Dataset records

[Start]

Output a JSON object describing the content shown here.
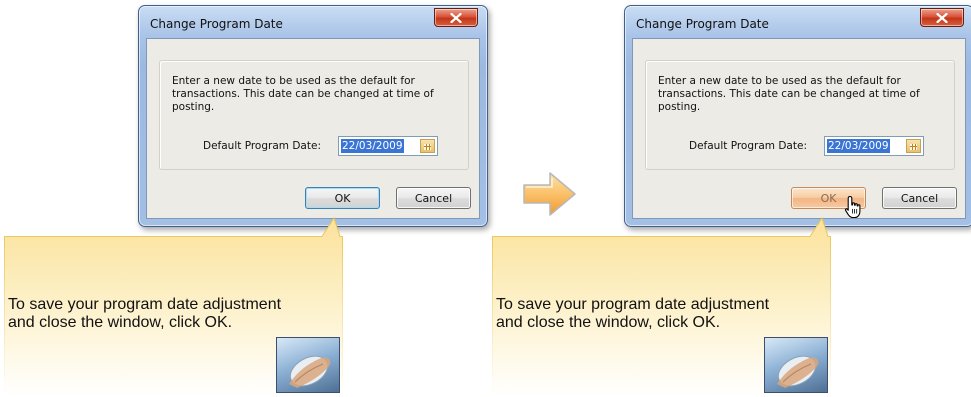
{
  "panels": [
    {
      "state": "before",
      "dialog": {
        "title": "Change Program Date",
        "description": "Enter a new date to be used as the default for transactions. This date can be changed at time of posting.",
        "date_label": "Default Program Date:",
        "date_value": "22/03/2009",
        "ok_label": "OK",
        "cancel_label": "Cancel"
      },
      "callout": {
        "line1": "To save your program date adjustment",
        "line2": "and close the window, click OK."
      }
    },
    {
      "state": "after",
      "dialog": {
        "title": "Change Program Date",
        "description": "Enter a new date to be used as the default for transactions. This date can be changed at time of posting.",
        "date_label": "Default Program Date:",
        "date_value": "22/03/2009",
        "ok_label": "OK",
        "cancel_label": "Cancel"
      },
      "callout": {
        "line1": "To save your program date adjustment",
        "line2": "and close the window, click OK."
      }
    }
  ],
  "icons": {
    "close": "close-x-icon",
    "calendar": "calendar-icon",
    "arrow": "right-arrow-icon",
    "cursor": "hand-pointer-icon",
    "thumbnail": "mouse-hand-icon"
  },
  "colors": {
    "window_frame": "#a3bfe4",
    "client_bg": "#ecebe5",
    "close_red": "#c23619",
    "date_highlight": "#3a74d5",
    "ok_hover": "#f3b585",
    "callout_yellow": "#fbe08a",
    "arrow_fill": "#f7b25a"
  }
}
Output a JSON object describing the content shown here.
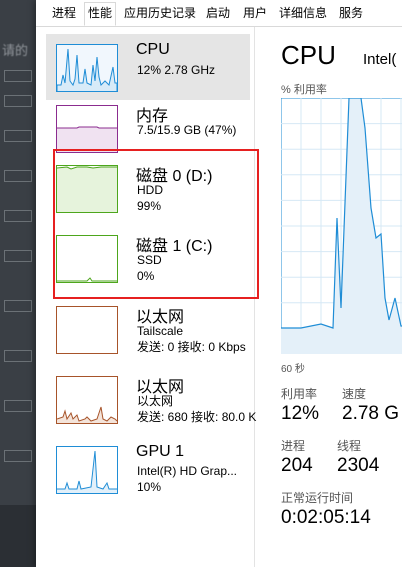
{
  "background_window": {
    "fragments": [
      "请的",
      "",
      "",
      "",
      "",
      ""
    ]
  },
  "tabs": [
    {
      "label": "进程",
      "active": false
    },
    {
      "label": "性能",
      "active": true
    },
    {
      "label": "应用历史记录",
      "active": false
    },
    {
      "label": "启动",
      "active": false
    },
    {
      "label": "用户",
      "active": false
    },
    {
      "label": "详细信息",
      "active": false
    },
    {
      "label": "服务",
      "active": false
    }
  ],
  "devices": [
    {
      "name": "CPU",
      "line1": "12% 2.78 GHz",
      "line2": "",
      "selected": true,
      "color": "#1f8dd6",
      "level": 0.12
    },
    {
      "name": "内存",
      "line1": "7.5/15.9 GB (47%)",
      "line2": "",
      "selected": false,
      "color": "#8b2c8f",
      "level": 0.47
    },
    {
      "name": "磁盘 0 (D:)",
      "line1": "HDD",
      "line2": "99%",
      "selected": false,
      "color": "#4da61c",
      "level": 0.99
    },
    {
      "name": "磁盘 1 (C:)",
      "line1": "SSD",
      "line2": "0%",
      "selected": false,
      "color": "#4da61c",
      "level": 0.0
    },
    {
      "name": "以太网",
      "line1": "Tailscale",
      "line2": "发送: 0 接收: 0 Kbps",
      "selected": false,
      "color": "#a7542a",
      "level": 0.0
    },
    {
      "name": "以太网",
      "line1": "以太网",
      "line2": "发送: 680 接收: 80.0 K",
      "selected": false,
      "color": "#a7542a",
      "level": 0.1
    },
    {
      "name": "GPU 1",
      "line1": "Intel(R) HD Grap...",
      "line2": "10%",
      "selected": false,
      "color": "#1f8dd6",
      "level": 0.1
    }
  ],
  "detail": {
    "title": "CPU",
    "model": "Intel(",
    "util_label": "% 利用率",
    "seconds_label": "60 秒",
    "stats": {
      "util_label": "利用率",
      "util_value": "12%",
      "speed_label": "速度",
      "speed_value": "2.78 G",
      "proc_label": "进程",
      "proc_value": "204",
      "thread_label": "线程",
      "thread_value": "2304",
      "uptime_label": "正常运行时间",
      "uptime_value": "0:02:05:14"
    }
  },
  "colors": {
    "cpu": "#1f8dd6",
    "memory": "#8b2c8f",
    "disk": "#4da61c",
    "ethernet": "#a7542a",
    "highlight_box": "#e62020",
    "selected_bg": "#e5e5e5"
  }
}
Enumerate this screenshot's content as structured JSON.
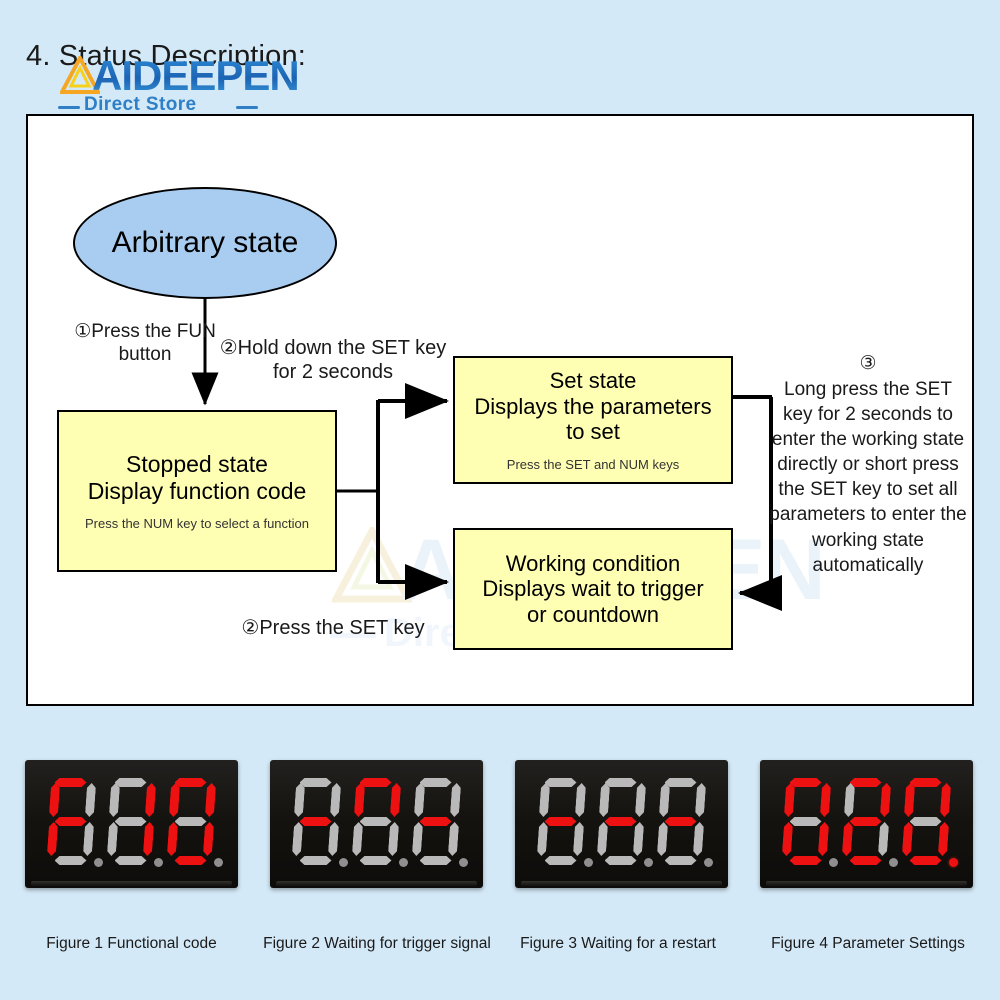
{
  "page": {
    "heading": "4. Status Description:",
    "background_color": "#d4e9f7"
  },
  "logo": {
    "name": "AIDEEPEN",
    "subtitle": "Direct Store",
    "icon": "triangle-a-logo-icon",
    "color": "#2f7fc6"
  },
  "diagram": {
    "start_node": {
      "label": "Arbitrary state",
      "shape": "ellipse",
      "fill": "#a9cdf0"
    },
    "nodes": [
      {
        "id": "stopped",
        "title": "Stopped state",
        "line2": "Display function code",
        "hint": "Press the NUM key to select a function",
        "fill": "#ffffb4"
      },
      {
        "id": "set",
        "title": "Set state",
        "line2": "Displays the parameters",
        "line3": "to set",
        "hint": "Press the SET and NUM keys",
        "fill": "#ffffb4"
      },
      {
        "id": "working",
        "title": "Working condition",
        "line2": "Displays wait to trigger",
        "line3": "or countdown",
        "fill": "#ffffb4"
      }
    ],
    "labels": {
      "step1": "①Press the FUN button",
      "step2a": "②Hold down the SET key for 2 seconds",
      "step2b": "②Press the SET key",
      "step3_number": "③",
      "step3_text": "Long press the SET key for 2 seconds to enter the working state directly or short press the SET key to set all parameters to enter the working state automatically"
    }
  },
  "displays": [
    {
      "id": "figure1",
      "caption": "Figure 1 Functional code",
      "reading": "F1.0",
      "digits": [
        {
          "segments": {
            "a": true,
            "b": false,
            "c": false,
            "d": false,
            "e": true,
            "f": true,
            "g": true
          },
          "dp": false
        },
        {
          "segments": {
            "a": false,
            "b": true,
            "c": true,
            "d": false,
            "e": false,
            "f": false,
            "g": false
          },
          "dp": false
        },
        {
          "segments": {
            "a": true,
            "b": true,
            "c": true,
            "d": true,
            "e": true,
            "f": true,
            "g": false
          },
          "dp": false
        }
      ]
    },
    {
      "id": "figure2",
      "caption": "Figure 2 Waiting for trigger signal",
      "reading": "-∏-",
      "digits": [
        {
          "segments": {
            "a": false,
            "b": false,
            "c": false,
            "d": false,
            "e": false,
            "f": false,
            "g": true
          },
          "dp": false
        },
        {
          "segments": {
            "a": true,
            "b": true,
            "c": false,
            "d": false,
            "e": false,
            "f": true,
            "g": false
          },
          "dp": false
        },
        {
          "segments": {
            "a": false,
            "b": false,
            "c": false,
            "d": false,
            "e": false,
            "f": false,
            "g": true
          },
          "dp": false
        }
      ]
    },
    {
      "id": "figure3",
      "caption": "Figure 3 Waiting for a restart",
      "reading": "---",
      "digits": [
        {
          "segments": {
            "a": false,
            "b": false,
            "c": false,
            "d": false,
            "e": false,
            "f": false,
            "g": true
          },
          "dp": false
        },
        {
          "segments": {
            "a": false,
            "b": false,
            "c": false,
            "d": false,
            "e": false,
            "f": false,
            "g": true
          },
          "dp": false
        },
        {
          "segments": {
            "a": false,
            "b": false,
            "c": false,
            "d": false,
            "e": false,
            "f": false,
            "g": true
          },
          "dp": false
        }
      ]
    },
    {
      "id": "figure4",
      "caption": "Figure 4 Parameter Settings",
      "reading": "02.0",
      "digits": [
        {
          "segments": {
            "a": true,
            "b": true,
            "c": true,
            "d": true,
            "e": true,
            "f": true,
            "g": false
          },
          "dp": false
        },
        {
          "segments": {
            "a": true,
            "b": true,
            "c": false,
            "d": true,
            "e": true,
            "f": false,
            "g": true
          },
          "dp": false
        },
        {
          "segments": {
            "a": true,
            "b": true,
            "c": true,
            "d": true,
            "e": true,
            "f": true,
            "g": false
          },
          "dp": true
        }
      ]
    }
  ]
}
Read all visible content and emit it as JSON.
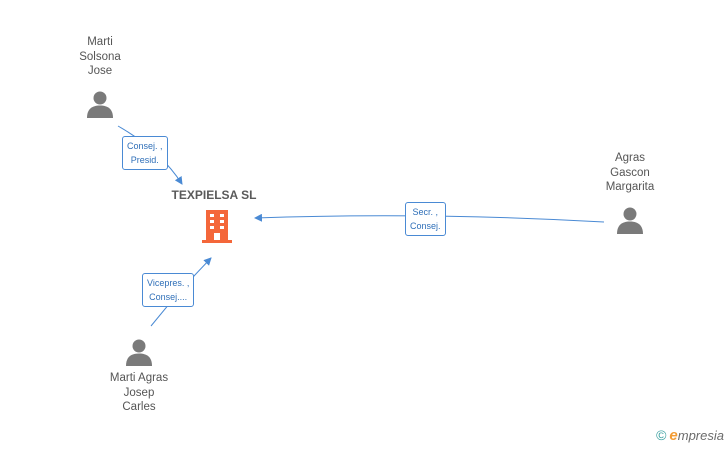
{
  "company": {
    "name": "TEXPIELSA SL",
    "icon": "building-icon",
    "color": "#f4673a"
  },
  "people": [
    {
      "id": "p1",
      "name_lines": [
        "Marti",
        "Solsona",
        "Jose"
      ],
      "icon": "person-icon"
    },
    {
      "id": "p2",
      "name_lines": [
        "Agras",
        "Gascon",
        "Margarita"
      ],
      "icon": "person-icon"
    },
    {
      "id": "p3",
      "name_lines": [
        "Marti Agras",
        "Josep",
        "Carles"
      ],
      "icon": "person-icon"
    }
  ],
  "relations": [
    {
      "from": "p1",
      "lines": [
        "Consej. ,",
        "Presid."
      ]
    },
    {
      "from": "p2",
      "lines": [
        "Secr. ,",
        "Consej."
      ]
    },
    {
      "from": "p3",
      "lines": [
        "Vicepres. ,",
        "Consej...."
      ]
    }
  ],
  "branding": {
    "copyright": "©",
    "e": "e",
    "rest": "mpresia"
  },
  "colors": {
    "edge": "#4a8ad4",
    "person": "#7a7a7a",
    "company": "#f4673a"
  }
}
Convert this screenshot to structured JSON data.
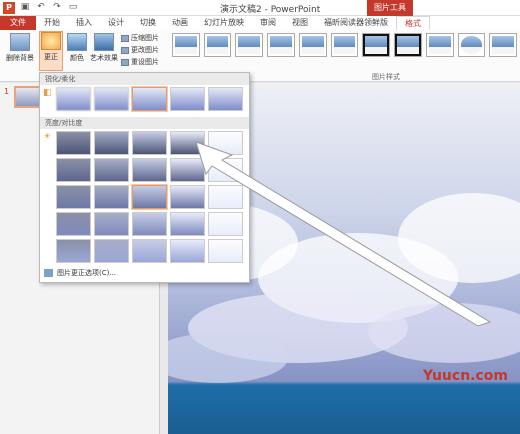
{
  "window": {
    "title": "演示文稿2 - PowerPoint",
    "contextual_tab_group": "图片工具",
    "app_icon": "P"
  },
  "quick_access": [
    "save-icon",
    "undo-icon",
    "redo-icon",
    "slideshow-icon"
  ],
  "tabs": [
    {
      "label": "文件"
    },
    {
      "label": "开始"
    },
    {
      "label": "插入"
    },
    {
      "label": "设计"
    },
    {
      "label": "切换"
    },
    {
      "label": "动画"
    },
    {
      "label": "幻灯片放映"
    },
    {
      "label": "审阅"
    },
    {
      "label": "视图"
    },
    {
      "label": "福昕阅读器领鲜版"
    },
    {
      "label": "格式"
    }
  ],
  "ribbon": {
    "remove_bg": "删除背景",
    "corrections": "更正",
    "color": "颜色",
    "artistic": "艺术效果",
    "compress": "压缩图片",
    "change": "更改图片",
    "reset": "重设图片",
    "styles_group": "图片样式"
  },
  "slide_pane": {
    "number": "1"
  },
  "dropdown": {
    "section_sharpen": "锐化/柔化",
    "section_brightness": "亮度/对比度",
    "footer": "图片更正选项(C)..."
  },
  "watermark": "Yuucn.com",
  "colors": {
    "accent": "#c5392c",
    "highlight": "#fcdcc4"
  }
}
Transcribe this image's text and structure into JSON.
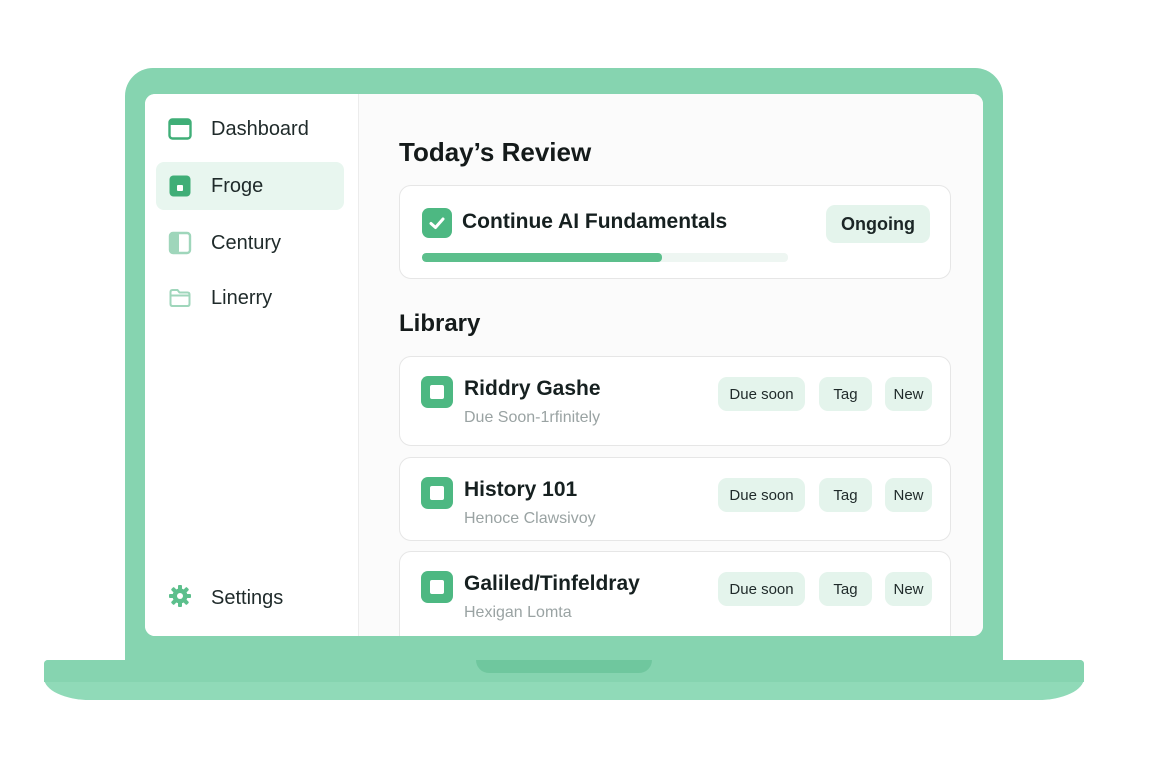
{
  "sidebar": {
    "items": [
      {
        "label": "Dashboard",
        "icon": "window-icon"
      },
      {
        "label": "Froge",
        "icon": "square-icon",
        "active": true
      },
      {
        "label": "Century",
        "icon": "panel-icon"
      },
      {
        "label": "Linerry",
        "icon": "folder-icon"
      }
    ],
    "settings_label": "Settings"
  },
  "main": {
    "review_title": "Today’s Review",
    "review": {
      "title": "Continue AI Fundamentals",
      "badge": "Ongoing",
      "progress": 0.655
    },
    "library_title": "Library",
    "library": [
      {
        "title": "Riddry Gashe",
        "subtitle": "Due Soon-1rfinitely",
        "tags": [
          "Due soon",
          "Tag",
          "New"
        ]
      },
      {
        "title": "History 101",
        "subtitle": "Henoce Clawsivoy",
        "tags": [
          "Due soon",
          "Tag",
          "New"
        ]
      },
      {
        "title": "Galiled/Tinfeldray",
        "subtitle": "Hexigan Lomta",
        "tags": [
          "Due soon",
          "Tag",
          "New"
        ]
      }
    ]
  },
  "colors": {
    "accent": "#4db882",
    "laptop": "#86d4b0",
    "badge_bg": "#e4f4ec",
    "active_nav_bg": "#e8f6ef"
  }
}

[End]

Requirement
Pick out each line containing the string "trigger" and copy it.

Result of this task
        "line2": "Displays wait to trigger",
      "caption": "Figure 2 Waiting for trigger signal",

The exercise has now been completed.